• **WHAT IS NEEDED**: Write out the full listing exactly as given, minus the images.

• **DATA ROWS**:
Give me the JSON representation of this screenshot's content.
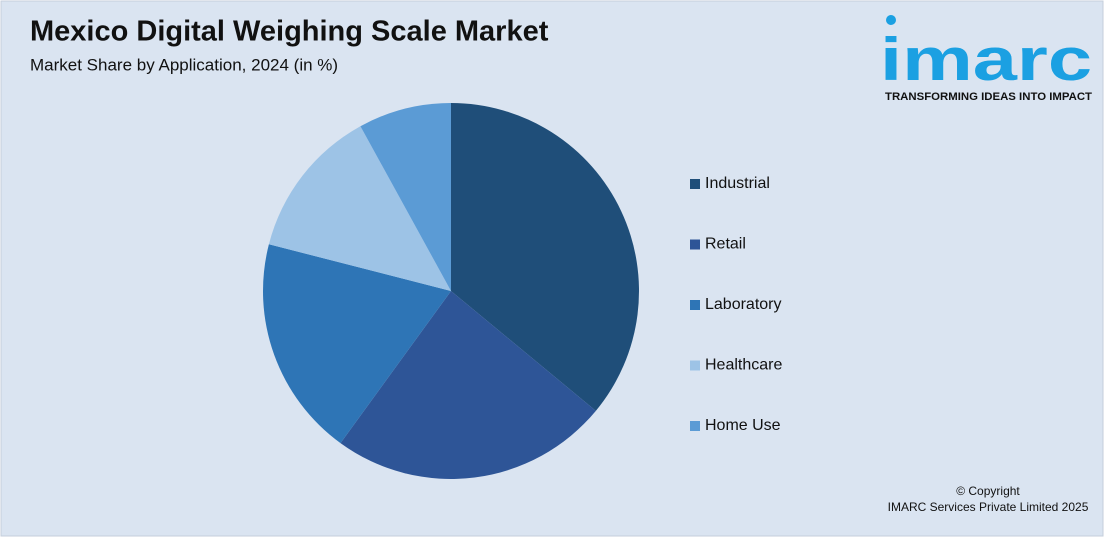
{
  "chart_data": {
    "type": "pie",
    "title": "Mexico Digital Weighing Scale Market",
    "subtitle": "Market Share by Application, 2024 (in %)",
    "categories": [
      "Industrial",
      "Retail",
      "Laboratory",
      "Healthcare",
      "Home Use"
    ],
    "values": [
      36,
      24,
      19,
      13,
      8
    ],
    "colors": [
      "#1f4e79",
      "#2e5597",
      "#2e75b6",
      "#9dc3e6",
      "#5b9bd5"
    ],
    "legend": "right"
  },
  "logo": {
    "name": "imarc",
    "tagline": "TRANSFORMING IDEAS INTO IMPACT"
  },
  "copyright": [
    "© Copyright",
    "IMARC Services Private Limited 2025"
  ]
}
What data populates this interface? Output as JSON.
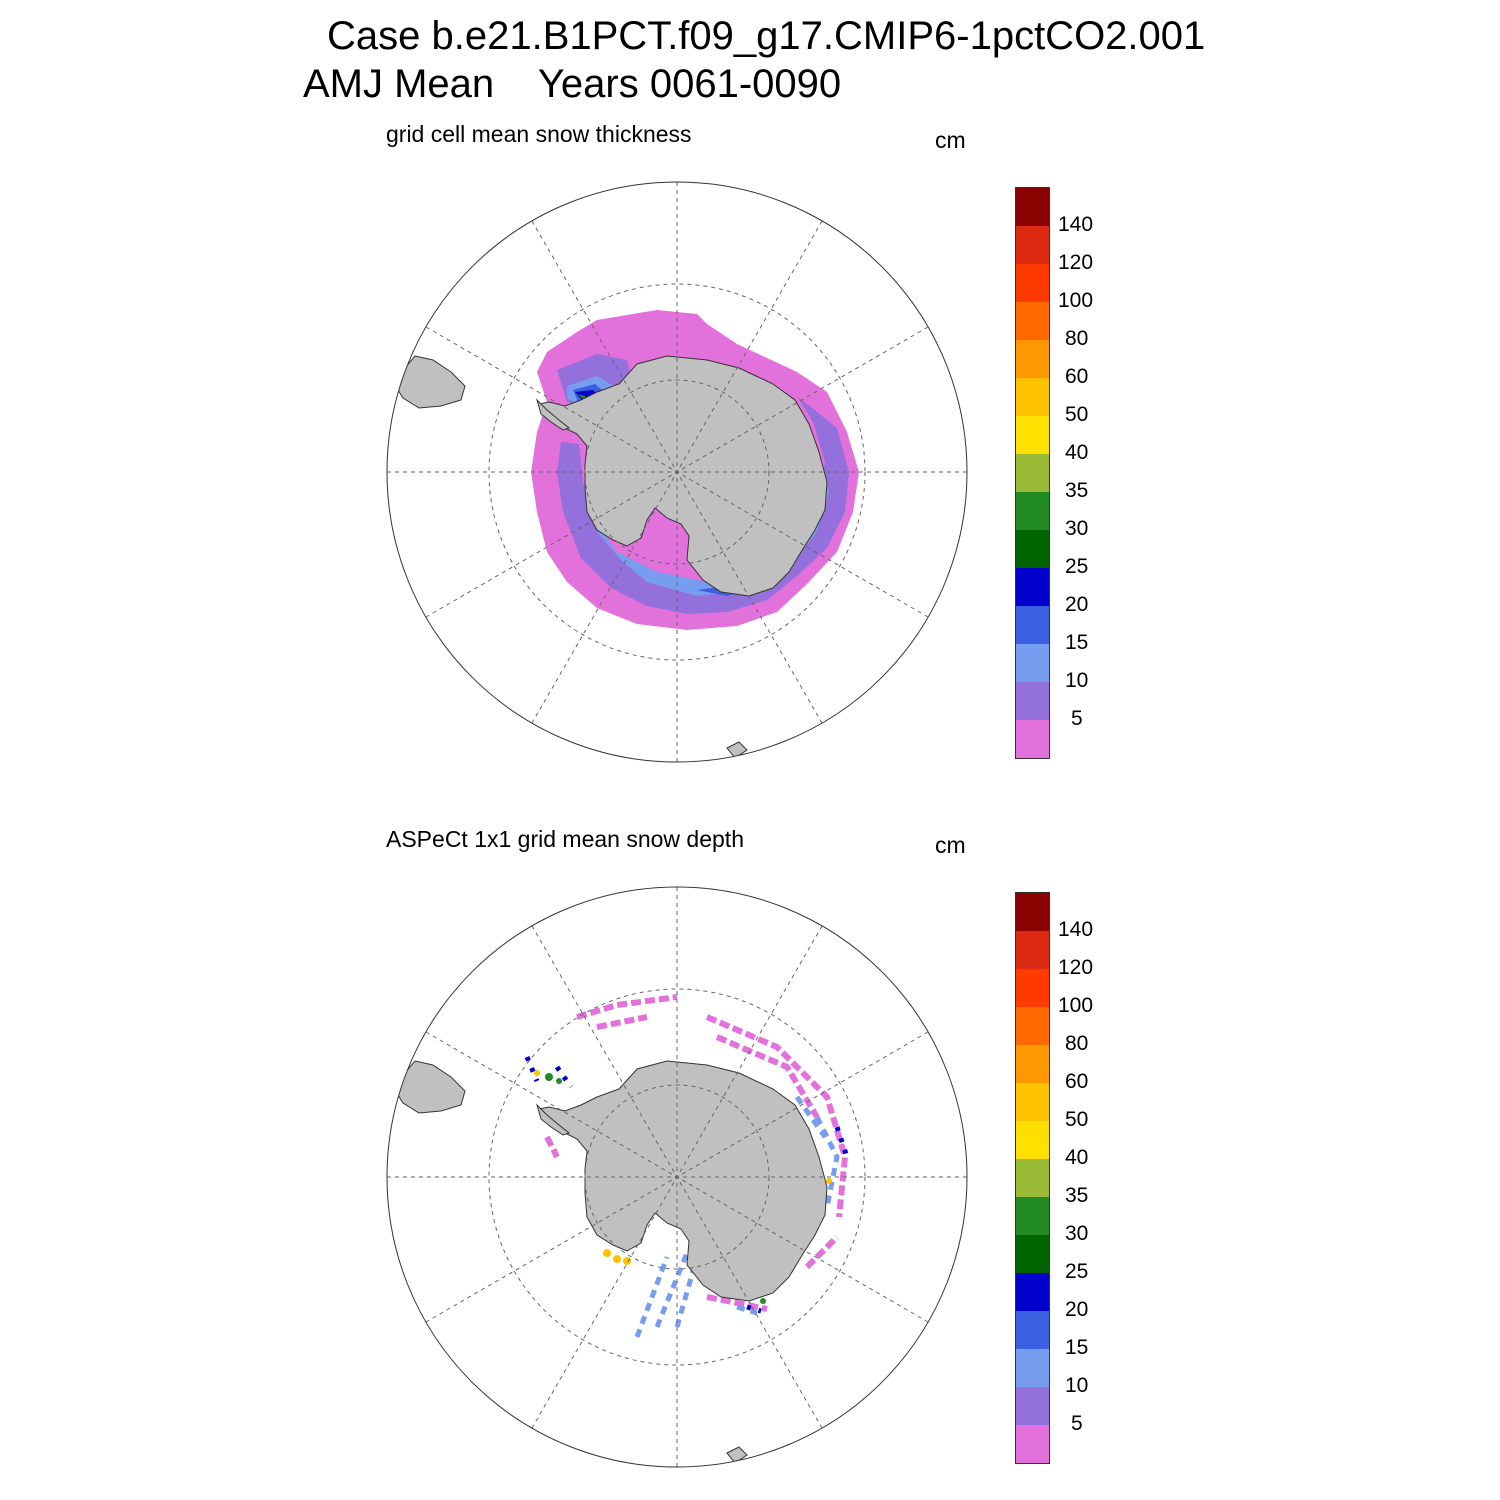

• **RESPONSE TO THE TASK**:
Give me the JSON representation of this screenshot's content.
{
  "chart_data": {
    "type": "pie",
    "title": "Mexico Digital Weighing Scale Market",
    "subtitle": "Market Share by Application, 2024 (in %)",
    "categories": [
      "Industrial",
      "Retail",
      "Laboratory",
      "Healthcare",
      "Home Use"
    ],
    "values": [
      36,
      24,
      19,
      13,
      8
    ],
    "colors": [
      "#1f4e79",
      "#2e5597",
      "#2e75b6",
      "#9dc3e6",
      "#5b9bd5"
    ],
    "legend": "right"
  },
  "logo": {
    "name": "imarc",
    "tagline": "TRANSFORMING IDEAS INTO IMPACT"
  },
  "copyright": [
    "© Copyright",
    "IMARC Services Private Limited 2025"
  ]
}
What data populates this interface? Output as JSON.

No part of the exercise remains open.